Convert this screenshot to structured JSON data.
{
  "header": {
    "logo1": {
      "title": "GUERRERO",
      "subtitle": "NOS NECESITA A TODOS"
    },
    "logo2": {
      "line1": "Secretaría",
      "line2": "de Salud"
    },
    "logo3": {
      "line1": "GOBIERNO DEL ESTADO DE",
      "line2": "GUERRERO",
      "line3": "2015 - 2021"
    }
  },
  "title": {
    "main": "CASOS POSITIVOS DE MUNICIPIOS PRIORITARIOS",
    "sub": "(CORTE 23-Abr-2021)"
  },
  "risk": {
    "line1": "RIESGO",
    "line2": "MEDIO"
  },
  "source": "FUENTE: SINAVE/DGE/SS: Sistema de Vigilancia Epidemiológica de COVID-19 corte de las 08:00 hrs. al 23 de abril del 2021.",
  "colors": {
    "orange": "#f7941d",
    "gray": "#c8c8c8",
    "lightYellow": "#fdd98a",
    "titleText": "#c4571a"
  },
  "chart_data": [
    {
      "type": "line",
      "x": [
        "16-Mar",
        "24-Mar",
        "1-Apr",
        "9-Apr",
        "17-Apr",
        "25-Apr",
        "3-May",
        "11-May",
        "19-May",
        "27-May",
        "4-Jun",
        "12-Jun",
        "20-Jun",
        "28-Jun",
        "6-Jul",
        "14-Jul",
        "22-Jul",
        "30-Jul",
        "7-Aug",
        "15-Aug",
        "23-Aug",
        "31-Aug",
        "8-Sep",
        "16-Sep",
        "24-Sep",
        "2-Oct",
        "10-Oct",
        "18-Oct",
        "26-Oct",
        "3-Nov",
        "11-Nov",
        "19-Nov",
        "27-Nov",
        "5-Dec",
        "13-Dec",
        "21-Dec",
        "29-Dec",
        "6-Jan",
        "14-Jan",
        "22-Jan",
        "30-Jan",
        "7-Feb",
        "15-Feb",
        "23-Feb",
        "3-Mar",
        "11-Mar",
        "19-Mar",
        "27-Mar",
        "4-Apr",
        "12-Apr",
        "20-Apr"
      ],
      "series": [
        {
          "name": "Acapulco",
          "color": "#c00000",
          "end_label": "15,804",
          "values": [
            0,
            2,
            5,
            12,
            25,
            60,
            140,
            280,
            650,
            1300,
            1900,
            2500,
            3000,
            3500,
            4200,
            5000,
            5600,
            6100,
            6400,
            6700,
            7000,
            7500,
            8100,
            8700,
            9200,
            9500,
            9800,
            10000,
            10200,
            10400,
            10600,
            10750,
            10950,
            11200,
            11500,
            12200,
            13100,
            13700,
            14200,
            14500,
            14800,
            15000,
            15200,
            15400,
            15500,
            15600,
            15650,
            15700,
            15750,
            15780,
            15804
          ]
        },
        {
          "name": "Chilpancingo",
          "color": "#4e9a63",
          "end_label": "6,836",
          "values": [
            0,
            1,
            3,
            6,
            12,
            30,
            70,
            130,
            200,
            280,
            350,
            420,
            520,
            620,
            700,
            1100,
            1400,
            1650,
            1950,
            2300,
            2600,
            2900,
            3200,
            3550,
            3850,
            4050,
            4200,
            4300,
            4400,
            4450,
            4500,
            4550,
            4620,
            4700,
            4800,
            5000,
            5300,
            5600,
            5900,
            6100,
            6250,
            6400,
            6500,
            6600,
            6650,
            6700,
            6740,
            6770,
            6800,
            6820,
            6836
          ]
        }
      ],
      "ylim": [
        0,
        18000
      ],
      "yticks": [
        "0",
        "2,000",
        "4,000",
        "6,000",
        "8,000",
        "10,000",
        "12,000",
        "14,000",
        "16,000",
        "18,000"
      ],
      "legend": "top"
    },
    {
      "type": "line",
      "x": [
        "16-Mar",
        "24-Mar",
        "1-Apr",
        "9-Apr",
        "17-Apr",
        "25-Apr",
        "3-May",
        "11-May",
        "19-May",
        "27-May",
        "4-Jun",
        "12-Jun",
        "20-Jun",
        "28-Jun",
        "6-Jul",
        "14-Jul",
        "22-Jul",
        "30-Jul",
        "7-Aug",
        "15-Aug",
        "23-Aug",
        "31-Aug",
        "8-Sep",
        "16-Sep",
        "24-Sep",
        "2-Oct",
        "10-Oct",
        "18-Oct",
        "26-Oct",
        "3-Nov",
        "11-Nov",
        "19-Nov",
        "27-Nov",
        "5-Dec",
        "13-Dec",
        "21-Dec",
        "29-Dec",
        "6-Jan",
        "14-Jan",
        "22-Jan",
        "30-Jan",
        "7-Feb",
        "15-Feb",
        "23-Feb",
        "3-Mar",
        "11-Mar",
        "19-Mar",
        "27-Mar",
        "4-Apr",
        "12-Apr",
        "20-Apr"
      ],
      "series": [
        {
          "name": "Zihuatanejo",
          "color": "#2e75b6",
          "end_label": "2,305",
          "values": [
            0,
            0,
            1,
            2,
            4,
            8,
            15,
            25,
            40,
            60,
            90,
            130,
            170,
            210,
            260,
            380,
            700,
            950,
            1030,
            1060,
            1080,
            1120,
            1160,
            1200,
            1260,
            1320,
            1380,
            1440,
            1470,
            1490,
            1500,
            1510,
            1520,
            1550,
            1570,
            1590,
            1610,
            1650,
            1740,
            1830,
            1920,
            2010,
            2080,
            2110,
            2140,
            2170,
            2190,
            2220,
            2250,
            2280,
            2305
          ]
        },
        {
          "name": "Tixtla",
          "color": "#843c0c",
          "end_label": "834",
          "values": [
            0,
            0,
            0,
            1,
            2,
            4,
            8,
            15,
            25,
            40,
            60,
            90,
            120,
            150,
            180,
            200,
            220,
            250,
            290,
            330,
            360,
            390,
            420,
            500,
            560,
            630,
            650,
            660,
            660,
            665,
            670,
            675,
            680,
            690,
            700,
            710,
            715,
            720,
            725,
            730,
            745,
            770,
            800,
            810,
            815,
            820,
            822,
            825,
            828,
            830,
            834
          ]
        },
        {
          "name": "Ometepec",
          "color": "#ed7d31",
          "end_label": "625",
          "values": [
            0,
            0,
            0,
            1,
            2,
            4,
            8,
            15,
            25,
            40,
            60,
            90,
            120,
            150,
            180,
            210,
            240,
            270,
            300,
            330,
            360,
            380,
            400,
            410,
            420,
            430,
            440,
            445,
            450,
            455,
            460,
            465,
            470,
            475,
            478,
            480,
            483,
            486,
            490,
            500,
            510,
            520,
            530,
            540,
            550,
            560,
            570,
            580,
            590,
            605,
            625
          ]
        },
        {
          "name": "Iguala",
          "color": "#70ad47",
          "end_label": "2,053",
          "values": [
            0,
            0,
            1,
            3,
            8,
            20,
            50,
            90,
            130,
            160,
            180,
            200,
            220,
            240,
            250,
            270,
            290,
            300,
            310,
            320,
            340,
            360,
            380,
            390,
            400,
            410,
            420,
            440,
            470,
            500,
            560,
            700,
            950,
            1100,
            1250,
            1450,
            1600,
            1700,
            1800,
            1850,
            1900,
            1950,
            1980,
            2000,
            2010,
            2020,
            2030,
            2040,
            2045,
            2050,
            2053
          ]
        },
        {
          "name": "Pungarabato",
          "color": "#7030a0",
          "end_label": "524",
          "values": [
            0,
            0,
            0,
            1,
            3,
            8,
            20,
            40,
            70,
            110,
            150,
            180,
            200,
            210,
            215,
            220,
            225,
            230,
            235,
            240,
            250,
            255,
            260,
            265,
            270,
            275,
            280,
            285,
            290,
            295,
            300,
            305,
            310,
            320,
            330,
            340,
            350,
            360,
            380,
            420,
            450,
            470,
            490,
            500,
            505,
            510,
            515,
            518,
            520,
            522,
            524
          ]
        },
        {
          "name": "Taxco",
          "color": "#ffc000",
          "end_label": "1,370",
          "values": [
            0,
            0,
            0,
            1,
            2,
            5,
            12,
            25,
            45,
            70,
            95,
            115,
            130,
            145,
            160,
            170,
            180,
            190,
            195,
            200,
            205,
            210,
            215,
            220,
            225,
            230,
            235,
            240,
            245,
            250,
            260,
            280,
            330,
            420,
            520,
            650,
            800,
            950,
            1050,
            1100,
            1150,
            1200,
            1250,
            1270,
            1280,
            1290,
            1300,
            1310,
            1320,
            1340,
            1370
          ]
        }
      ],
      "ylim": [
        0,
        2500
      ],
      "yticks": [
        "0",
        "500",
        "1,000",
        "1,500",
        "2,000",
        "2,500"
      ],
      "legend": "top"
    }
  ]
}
━━━━━━━━━━━━━━━━━━━━
**INSTRUCTIONS TO FOLLOW**: Copy each line of the data that contains the word "name".

**TASK SOLUTION**:
          "name": "Acapulco",
          "name": "Chilpancingo",
          "name": "Zihuatanejo",
          "name": "Tixtla",
          "name": "Ometepec",
          "name": "Iguala",
          "name": "Pungarabato",
          "name": "Taxco",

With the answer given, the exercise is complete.